:: Instructions for the task ::
Without altering anything, repeat each of the records.

:: Supplied information ::
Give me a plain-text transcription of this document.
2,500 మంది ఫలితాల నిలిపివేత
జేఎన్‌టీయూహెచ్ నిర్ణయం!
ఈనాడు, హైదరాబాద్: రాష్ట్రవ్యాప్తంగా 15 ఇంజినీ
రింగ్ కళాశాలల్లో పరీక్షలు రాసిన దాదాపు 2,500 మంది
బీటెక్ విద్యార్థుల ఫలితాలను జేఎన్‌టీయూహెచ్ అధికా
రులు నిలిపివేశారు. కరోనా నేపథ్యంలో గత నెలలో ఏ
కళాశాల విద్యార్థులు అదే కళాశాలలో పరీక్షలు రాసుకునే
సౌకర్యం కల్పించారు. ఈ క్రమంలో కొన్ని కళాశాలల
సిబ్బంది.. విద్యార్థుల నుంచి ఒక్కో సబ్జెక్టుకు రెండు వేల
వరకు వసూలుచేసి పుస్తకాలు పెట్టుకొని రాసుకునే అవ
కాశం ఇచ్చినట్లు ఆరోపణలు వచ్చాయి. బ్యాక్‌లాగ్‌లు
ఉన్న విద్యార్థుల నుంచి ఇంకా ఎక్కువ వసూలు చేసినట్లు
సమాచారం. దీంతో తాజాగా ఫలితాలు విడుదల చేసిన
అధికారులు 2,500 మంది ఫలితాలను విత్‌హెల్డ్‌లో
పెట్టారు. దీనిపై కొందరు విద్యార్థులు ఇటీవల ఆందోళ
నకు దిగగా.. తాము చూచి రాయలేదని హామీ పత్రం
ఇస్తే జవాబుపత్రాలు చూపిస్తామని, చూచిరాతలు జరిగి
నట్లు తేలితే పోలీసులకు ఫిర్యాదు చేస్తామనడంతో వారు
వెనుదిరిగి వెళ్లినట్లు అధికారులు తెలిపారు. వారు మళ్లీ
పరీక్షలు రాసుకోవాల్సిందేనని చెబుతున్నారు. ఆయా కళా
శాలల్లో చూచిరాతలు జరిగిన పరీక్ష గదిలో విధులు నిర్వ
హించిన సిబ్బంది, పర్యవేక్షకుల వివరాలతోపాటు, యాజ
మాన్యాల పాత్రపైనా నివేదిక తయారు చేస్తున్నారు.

:: Answer to the exercise ::
Give me a plain-text transcription of this document.
2,500 మంది ఫలితాల నిలిపివేత
జేఎన్‌టీయూహెచ్ నిర్ణయం!
ఈనాడు, హైదరాబాద్: రాష్ట్రవ్యాప్తంగా 15 ఇంజినీ
రింగ్ కళాశాలల్లో పరీక్షలు రాసిన దాదాపు 2,500 మంది
బీటెక్ విద్యార్థుల ఫలితాలను జేఎన్‌టీయూహెచ్ అధికా
రులు నిలిపివేశారు. కరోనా నేపథ్యంలో గత నెలలో ఏ
కళాశాల విద్యార్థులు అదే కళాశాలలో పరీక్షలు రాసుకునే
సౌకర్యం కల్పించారు. ఈ క్రమంలో కొన్ని కళాశాలల
సిబ్బంది.. విద్యార్థుల నుంచి ఒక్కో సబ్జెక్టుకు రెండు వేల
వరకు వసూలుచేసి పుస్తకాలు పెట్టుకొని రాసుకునే అవ
కాశం ఇచ్చినట్లు ఆరోపణలు వచ్చాయి. బ్యాక్‌లాగ్‌లు
ఉన్న విద్యార్థుల నుంచి ఇంకా ఎక్కువ వసూలు చేసినట్లు
సమాచారం. దీంతో తాజాగా ఫలితాలు విడుదల చేసిన
అధికారులు 2,500 మంది ఫలితాలను విత్‌హెల్డ్‌లో
పెట్టారు. దీనిపై కొందరు విద్యార్థులు ఇటీవల ఆందోళ
నకు దిగగా.. తాము చూచి రాయలేదని హామీ పత్రం
ఇస్తే జవాబుపత్రాలు చూపిస్తామని, చూచిరాతలు జరిగి
నట్లు తేలితే పోలీసులకు ఫిర్యాదు చేస్తామనడంతో వారు
వెనుదిరిగి వెళ్లినట్లు అధికారులు తెలిపారు. వారు మళ్లీ
పరీక్షలు రాసుకోవాల్సిందేనని చెబుతున్నారు. ఆయా కళా
శాలల్లో చూచిరాతలు జరిగిన పరీక్ష గదిలో విధులు నిర్వ
హించిన సిబ్బంది, పర్యవేక్షకుల వివరాలతోపాటు, యాజ
మాన్యాల పాత్రపైనా నివేదిక తయారు చేస్తున్నారు.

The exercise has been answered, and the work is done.